_EXERCISE DIRECTIONS:_ Set out each line from the following listing that includes the word "GetPropertyValue".

-- start DATA FOR THE TASK --

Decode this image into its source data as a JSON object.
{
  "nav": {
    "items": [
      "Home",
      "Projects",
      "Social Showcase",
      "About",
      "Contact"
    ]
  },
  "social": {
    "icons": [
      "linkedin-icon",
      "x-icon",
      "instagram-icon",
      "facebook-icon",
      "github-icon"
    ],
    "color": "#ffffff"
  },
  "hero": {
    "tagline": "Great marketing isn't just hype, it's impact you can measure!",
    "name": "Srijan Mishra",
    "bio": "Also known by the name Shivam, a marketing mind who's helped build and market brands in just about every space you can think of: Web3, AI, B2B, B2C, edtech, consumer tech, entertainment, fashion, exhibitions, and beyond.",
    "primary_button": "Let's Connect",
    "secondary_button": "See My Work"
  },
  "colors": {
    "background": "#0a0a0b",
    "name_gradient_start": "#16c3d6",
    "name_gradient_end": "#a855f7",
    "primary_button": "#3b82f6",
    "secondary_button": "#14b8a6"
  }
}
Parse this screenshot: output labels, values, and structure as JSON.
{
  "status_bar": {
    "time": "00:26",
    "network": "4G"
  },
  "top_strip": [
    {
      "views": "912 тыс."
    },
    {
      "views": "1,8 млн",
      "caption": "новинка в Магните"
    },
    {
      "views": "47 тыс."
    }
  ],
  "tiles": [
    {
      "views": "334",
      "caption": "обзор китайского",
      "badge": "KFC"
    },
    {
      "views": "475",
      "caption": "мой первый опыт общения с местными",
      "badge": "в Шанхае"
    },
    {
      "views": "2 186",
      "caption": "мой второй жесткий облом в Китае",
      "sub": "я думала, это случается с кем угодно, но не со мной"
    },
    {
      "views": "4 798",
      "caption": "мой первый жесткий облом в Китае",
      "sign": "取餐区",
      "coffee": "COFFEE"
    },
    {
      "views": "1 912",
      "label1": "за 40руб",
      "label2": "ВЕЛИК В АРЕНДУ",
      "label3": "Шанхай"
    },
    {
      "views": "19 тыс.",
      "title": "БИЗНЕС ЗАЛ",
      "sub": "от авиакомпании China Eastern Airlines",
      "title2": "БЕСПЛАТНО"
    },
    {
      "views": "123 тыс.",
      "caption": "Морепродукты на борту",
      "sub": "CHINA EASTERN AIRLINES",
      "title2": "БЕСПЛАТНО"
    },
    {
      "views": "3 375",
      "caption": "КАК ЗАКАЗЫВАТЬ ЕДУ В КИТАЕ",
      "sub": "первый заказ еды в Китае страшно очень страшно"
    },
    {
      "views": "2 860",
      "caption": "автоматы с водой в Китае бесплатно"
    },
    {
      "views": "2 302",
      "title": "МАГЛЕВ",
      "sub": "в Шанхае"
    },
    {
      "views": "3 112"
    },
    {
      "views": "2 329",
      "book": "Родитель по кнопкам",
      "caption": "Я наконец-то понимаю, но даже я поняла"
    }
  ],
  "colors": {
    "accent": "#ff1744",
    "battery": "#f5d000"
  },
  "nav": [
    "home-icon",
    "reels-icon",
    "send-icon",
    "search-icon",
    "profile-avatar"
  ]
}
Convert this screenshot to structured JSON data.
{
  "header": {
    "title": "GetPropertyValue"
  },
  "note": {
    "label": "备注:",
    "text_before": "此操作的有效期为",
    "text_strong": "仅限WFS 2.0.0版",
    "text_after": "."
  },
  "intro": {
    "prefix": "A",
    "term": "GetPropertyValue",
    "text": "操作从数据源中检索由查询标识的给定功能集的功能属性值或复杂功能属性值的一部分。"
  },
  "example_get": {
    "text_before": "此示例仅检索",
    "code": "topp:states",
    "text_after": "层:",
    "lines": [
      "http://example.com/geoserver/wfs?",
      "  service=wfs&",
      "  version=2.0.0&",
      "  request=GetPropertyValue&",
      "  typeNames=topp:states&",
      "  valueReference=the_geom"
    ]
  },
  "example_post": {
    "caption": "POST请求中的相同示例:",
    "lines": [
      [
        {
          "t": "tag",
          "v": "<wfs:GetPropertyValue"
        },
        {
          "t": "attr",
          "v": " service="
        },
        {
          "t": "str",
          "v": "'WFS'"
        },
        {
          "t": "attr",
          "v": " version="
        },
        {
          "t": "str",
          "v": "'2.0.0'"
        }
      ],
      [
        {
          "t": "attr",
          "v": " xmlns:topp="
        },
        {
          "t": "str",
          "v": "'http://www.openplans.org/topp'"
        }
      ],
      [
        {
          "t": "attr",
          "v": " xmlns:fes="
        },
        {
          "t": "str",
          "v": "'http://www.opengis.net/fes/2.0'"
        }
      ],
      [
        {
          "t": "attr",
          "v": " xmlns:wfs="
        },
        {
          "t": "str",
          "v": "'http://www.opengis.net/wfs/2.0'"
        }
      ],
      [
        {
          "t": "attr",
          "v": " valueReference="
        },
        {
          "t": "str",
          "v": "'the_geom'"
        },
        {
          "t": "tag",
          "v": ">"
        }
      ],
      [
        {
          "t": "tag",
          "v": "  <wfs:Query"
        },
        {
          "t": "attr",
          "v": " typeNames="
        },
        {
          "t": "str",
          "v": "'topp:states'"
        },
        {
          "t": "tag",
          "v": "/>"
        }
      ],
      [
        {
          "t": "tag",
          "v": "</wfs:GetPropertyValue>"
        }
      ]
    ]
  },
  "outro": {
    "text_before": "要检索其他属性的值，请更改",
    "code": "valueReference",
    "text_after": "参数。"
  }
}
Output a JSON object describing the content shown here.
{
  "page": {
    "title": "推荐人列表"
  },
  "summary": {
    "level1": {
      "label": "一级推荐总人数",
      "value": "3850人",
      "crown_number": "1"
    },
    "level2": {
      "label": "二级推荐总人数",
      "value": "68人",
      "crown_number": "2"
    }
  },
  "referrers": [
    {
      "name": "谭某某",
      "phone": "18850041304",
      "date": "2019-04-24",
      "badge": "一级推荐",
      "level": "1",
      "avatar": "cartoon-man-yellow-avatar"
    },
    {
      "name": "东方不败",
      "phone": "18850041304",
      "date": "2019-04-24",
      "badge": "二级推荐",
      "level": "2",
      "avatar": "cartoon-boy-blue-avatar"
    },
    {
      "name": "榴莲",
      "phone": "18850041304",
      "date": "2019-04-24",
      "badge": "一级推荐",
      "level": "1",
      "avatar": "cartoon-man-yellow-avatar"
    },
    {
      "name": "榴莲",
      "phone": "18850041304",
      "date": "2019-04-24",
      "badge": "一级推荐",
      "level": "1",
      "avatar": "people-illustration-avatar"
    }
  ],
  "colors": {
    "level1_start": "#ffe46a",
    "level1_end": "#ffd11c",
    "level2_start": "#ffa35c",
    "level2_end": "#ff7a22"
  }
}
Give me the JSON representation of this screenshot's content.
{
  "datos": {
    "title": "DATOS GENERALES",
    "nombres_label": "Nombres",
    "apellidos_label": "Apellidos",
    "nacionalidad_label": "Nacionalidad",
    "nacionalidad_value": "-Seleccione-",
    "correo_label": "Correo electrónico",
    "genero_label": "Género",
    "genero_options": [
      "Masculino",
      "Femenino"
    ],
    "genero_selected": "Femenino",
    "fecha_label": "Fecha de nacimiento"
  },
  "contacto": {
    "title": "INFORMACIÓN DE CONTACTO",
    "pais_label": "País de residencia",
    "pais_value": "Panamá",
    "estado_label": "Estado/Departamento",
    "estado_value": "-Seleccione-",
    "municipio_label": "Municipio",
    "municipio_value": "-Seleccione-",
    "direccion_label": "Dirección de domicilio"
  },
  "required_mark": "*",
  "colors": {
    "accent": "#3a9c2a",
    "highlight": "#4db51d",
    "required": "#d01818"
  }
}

-- end DATA FOR THE TASK --

_CORRECT RESULT:_
    "title": "GetPropertyValue"
    "term": "GetPropertyValue",
      "  request=GetPropertyValue&",
          "v": "<wfs:GetPropertyValue"
          "v": "</wfs:GetPropertyValue>"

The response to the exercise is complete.